-- start Data supplied --

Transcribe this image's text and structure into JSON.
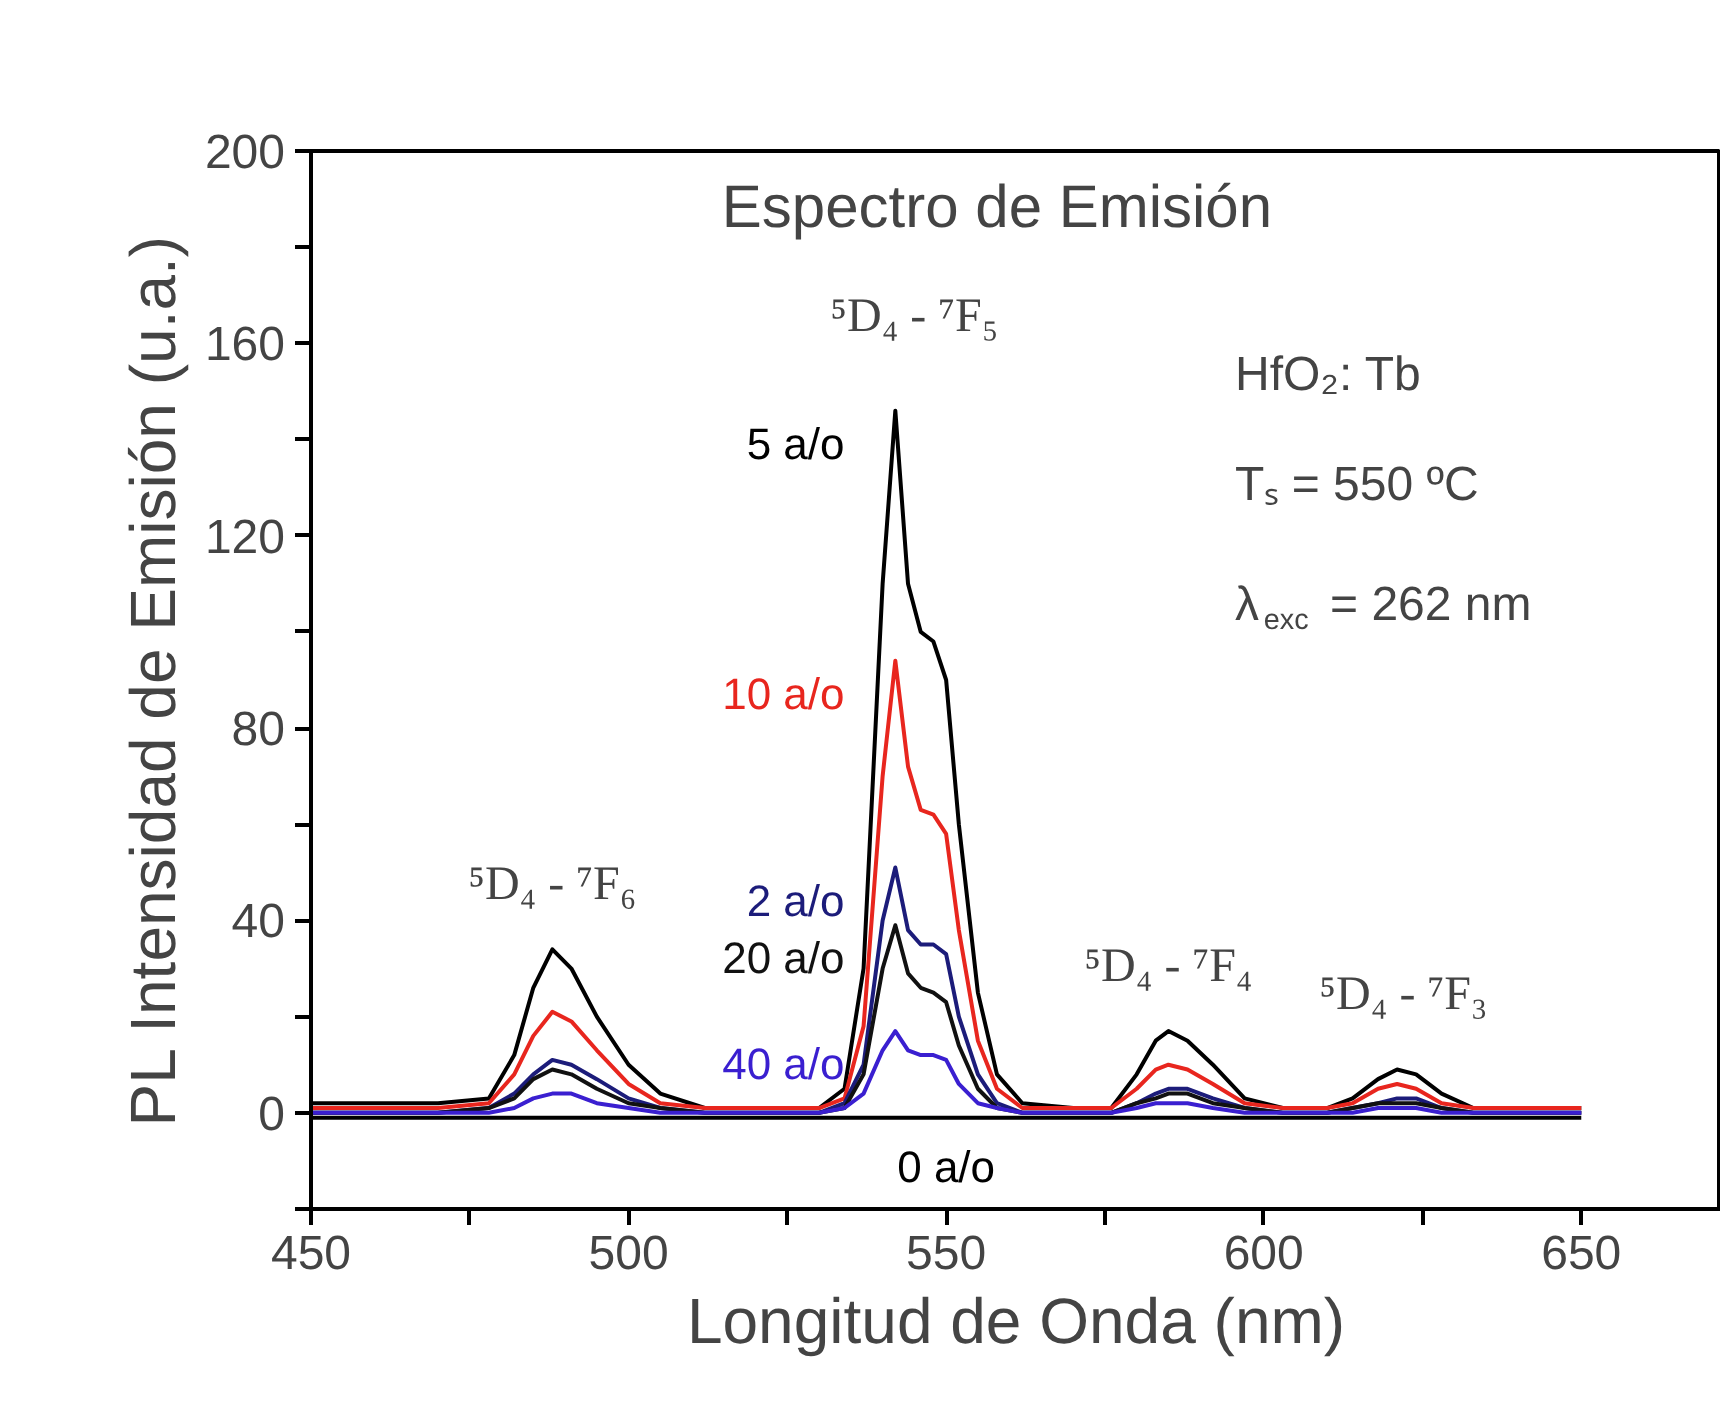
{
  "chart_data": {
    "type": "line",
    "title": "Espectro de Emisión",
    "xlabel": "Longitud de Onda (nm)",
    "ylabel": "PL Intensidad de Emisión (u.a.)",
    "xlim": [
      450,
      672
    ],
    "ylim": [
      -20,
      200
    ],
    "xticks": [
      450,
      {
        "value": 475,
        "label": null
      },
      500,
      {
        "value": 525,
        "label": null
      },
      550,
      {
        "value": 575,
        "label": null
      },
      600,
      {
        "value": 625,
        "label": null
      },
      650
    ],
    "yticks": [
      {
        "value": -20,
        "label": null
      },
      0,
      {
        "value": 20,
        "label": null
      },
      40,
      {
        "value": 60,
        "label": null
      },
      80,
      {
        "value": 100,
        "label": null
      },
      120,
      {
        "value": 140,
        "label": null
      },
      160,
      {
        "value": 180,
        "label": null
      },
      200
    ],
    "grid": false,
    "x": [
      450,
      470,
      478,
      482,
      485,
      488,
      491,
      495,
      500,
      505,
      512,
      520,
      530,
      534,
      537,
      540,
      542,
      544,
      546,
      548,
      550,
      552,
      555,
      558,
      562,
      570,
      576,
      580,
      583,
      585,
      588,
      592,
      597,
      603,
      610,
      614,
      618,
      621,
      624,
      628,
      633,
      640,
      650
    ],
    "series": [
      {
        "name": "5 a/o",
        "color": "#000000",
        "values": [
          2,
          2,
          3,
          12,
          26,
          34,
          30,
          20,
          10,
          4,
          1,
          1,
          1,
          5,
          30,
          110,
          146,
          110,
          100,
          98,
          90,
          60,
          25,
          8,
          2,
          1,
          1,
          8,
          15,
          17,
          15,
          10,
          3,
          1,
          1,
          3,
          7,
          9,
          8,
          4,
          1,
          1,
          1
        ]
      },
      {
        "name": "10 a/o",
        "color": "#e8261e",
        "values": [
          1,
          1,
          2,
          8,
          16,
          21,
          19,
          13,
          6,
          2,
          1,
          1,
          1,
          3,
          18,
          70,
          94,
          72,
          63,
          62,
          58,
          38,
          15,
          5,
          1,
          1,
          1,
          5,
          9,
          10,
          9,
          6,
          2,
          1,
          1,
          2,
          5,
          6,
          5,
          2,
          1,
          1,
          1
        ]
      },
      {
        "name": "2 a/o",
        "color": "#1c1c7a",
        "values": [
          0,
          0,
          1,
          4,
          8,
          11,
          10,
          7,
          3,
          1,
          0,
          0,
          0,
          2,
          10,
          40,
          51,
          38,
          35,
          35,
          33,
          20,
          8,
          2,
          0,
          0,
          0,
          2,
          4,
          5,
          5,
          3,
          1,
          0,
          0,
          1,
          2,
          3,
          3,
          1,
          0,
          0,
          0
        ]
      },
      {
        "name": "20 a/o",
        "color": "#111111",
        "values": [
          0,
          0,
          1,
          3,
          7,
          9,
          8,
          5,
          2,
          1,
          0,
          0,
          0,
          1,
          8,
          30,
          39,
          29,
          26,
          25,
          23,
          14,
          5,
          1,
          0,
          0,
          0,
          2,
          3,
          4,
          4,
          2,
          1,
          0,
          0,
          1,
          2,
          2,
          2,
          1,
          0,
          0,
          0
        ]
      },
      {
        "name": "40 a/o",
        "color": "#3a1fd0",
        "values": [
          0,
          0,
          0,
          1,
          3,
          4,
          4,
          2,
          1,
          0,
          0,
          0,
          0,
          1,
          4,
          13,
          17,
          13,
          12,
          12,
          11,
          6,
          2,
          1,
          0,
          0,
          0,
          1,
          2,
          2,
          2,
          1,
          0,
          0,
          0,
          0,
          1,
          1,
          1,
          0,
          0,
          0,
          0
        ]
      },
      {
        "name": "0 a/o",
        "color": "#000000",
        "values": [
          -1,
          -1,
          -1,
          -1,
          -1,
          -1,
          -1,
          -1,
          -1,
          -1,
          -1,
          -1,
          -1,
          -1,
          -1,
          -1,
          -1,
          -1,
          -1,
          -1,
          -1,
          -1,
          -1,
          -1,
          -1,
          -1,
          -1,
          -1,
          -1,
          -1,
          -1,
          -1,
          -1,
          -1,
          -1,
          -1,
          -1,
          -1,
          -1,
          -1,
          -1,
          -1,
          -1
        ]
      }
    ],
    "annotations": [
      "⁵D₄ - ⁷F₅",
      "⁵D₄ - ⁷F₆",
      "⁵D₄ - ⁷F₄",
      "⁵D₄ - ⁷F₃",
      "HfO₂: Tb",
      "Tₛ = 550 ºC",
      "λ$_{exc}$ = 262 nm"
    ]
  }
}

-- end Data supplied --

§ **The exercise**
Transcribe the full listing above exactly as it stands, minus the pictures.

§ **Worked answer**
Transcribe this image's text and structure into JSON.
{
  "chart_data": {
    "type": "line",
    "title": "Espectro de Emisión",
    "xlabel": "Longitud de Onda (nm)",
    "ylabel": "PL Intensidad de Emisión (u.a.)",
    "xlim": [
      450,
      672
    ],
    "ylim": [
      -20,
      200
    ],
    "xticks": [
      450,
      {
        "value": 475,
        "label": null
      },
      500,
      {
        "value": 525,
        "label": null
      },
      550,
      {
        "value": 575,
        "label": null
      },
      600,
      {
        "value": 625,
        "label": null
      },
      650
    ],
    "yticks": [
      {
        "value": -20,
        "label": null
      },
      0,
      {
        "value": 20,
        "label": null
      },
      40,
      {
        "value": 60,
        "label": null
      },
      80,
      {
        "value": 100,
        "label": null
      },
      120,
      {
        "value": 140,
        "label": null
      },
      160,
      {
        "value": 180,
        "label": null
      },
      200
    ],
    "grid": false,
    "x": [
      450,
      470,
      478,
      482,
      485,
      488,
      491,
      495,
      500,
      505,
      512,
      520,
      530,
      534,
      537,
      540,
      542,
      544,
      546,
      548,
      550,
      552,
      555,
      558,
      562,
      570,
      576,
      580,
      583,
      585,
      588,
      592,
      597,
      603,
      610,
      614,
      618,
      621,
      624,
      628,
      633,
      640,
      650
    ],
    "series": [
      {
        "name": "5 a/o",
        "color": "#000000",
        "values": [
          2,
          2,
          3,
          12,
          26,
          34,
          30,
          20,
          10,
          4,
          1,
          1,
          1,
          5,
          30,
          110,
          146,
          110,
          100,
          98,
          90,
          60,
          25,
          8,
          2,
          1,
          1,
          8,
          15,
          17,
          15,
          10,
          3,
          1,
          1,
          3,
          7,
          9,
          8,
          4,
          1,
          1,
          1
        ]
      },
      {
        "name": "10 a/o",
        "color": "#e8261e",
        "values": [
          1,
          1,
          2,
          8,
          16,
          21,
          19,
          13,
          6,
          2,
          1,
          1,
          1,
          3,
          18,
          70,
          94,
          72,
          63,
          62,
          58,
          38,
          15,
          5,
          1,
          1,
          1,
          5,
          9,
          10,
          9,
          6,
          2,
          1,
          1,
          2,
          5,
          6,
          5,
          2,
          1,
          1,
          1
        ]
      },
      {
        "name": "2 a/o",
        "color": "#1c1c7a",
        "values": [
          0,
          0,
          1,
          4,
          8,
          11,
          10,
          7,
          3,
          1,
          0,
          0,
          0,
          2,
          10,
          40,
          51,
          38,
          35,
          35,
          33,
          20,
          8,
          2,
          0,
          0,
          0,
          2,
          4,
          5,
          5,
          3,
          1,
          0,
          0,
          1,
          2,
          3,
          3,
          1,
          0,
          0,
          0
        ]
      },
      {
        "name": "20 a/o",
        "color": "#111111",
        "values": [
          0,
          0,
          1,
          3,
          7,
          9,
          8,
          5,
          2,
          1,
          0,
          0,
          0,
          1,
          8,
          30,
          39,
          29,
          26,
          25,
          23,
          14,
          5,
          1,
          0,
          0,
          0,
          2,
          3,
          4,
          4,
          2,
          1,
          0,
          0,
          1,
          2,
          2,
          2,
          1,
          0,
          0,
          0
        ]
      },
      {
        "name": "40 a/o",
        "color": "#3a1fd0",
        "values": [
          0,
          0,
          0,
          1,
          3,
          4,
          4,
          2,
          1,
          0,
          0,
          0,
          0,
          1,
          4,
          13,
          17,
          13,
          12,
          12,
          11,
          6,
          2,
          1,
          0,
          0,
          0,
          1,
          2,
          2,
          2,
          1,
          0,
          0,
          0,
          0,
          1,
          1,
          1,
          0,
          0,
          0,
          0
        ]
      },
      {
        "name": "0 a/o",
        "color": "#000000",
        "values": [
          -1,
          -1,
          -1,
          -1,
          -1,
          -1,
          -1,
          -1,
          -1,
          -1,
          -1,
          -1,
          -1,
          -1,
          -1,
          -1,
          -1,
          -1,
          -1,
          -1,
          -1,
          -1,
          -1,
          -1,
          -1,
          -1,
          -1,
          -1,
          -1,
          -1,
          -1,
          -1,
          -1,
          -1,
          -1,
          -1,
          -1,
          -1,
          -1,
          -1,
          -1,
          -1,
          -1
        ]
      }
    ],
    "annotations": [
      "⁵D₄ - ⁷F₅",
      "⁵D₄ - ⁷F₆",
      "⁵D₄ - ⁷F₄",
      "⁵D₄ - ⁷F₃",
      "HfO₂: Tb",
      "Tₛ = 550 ºC",
      "λ$_{exc}$ = 262 nm"
    ]
  }
}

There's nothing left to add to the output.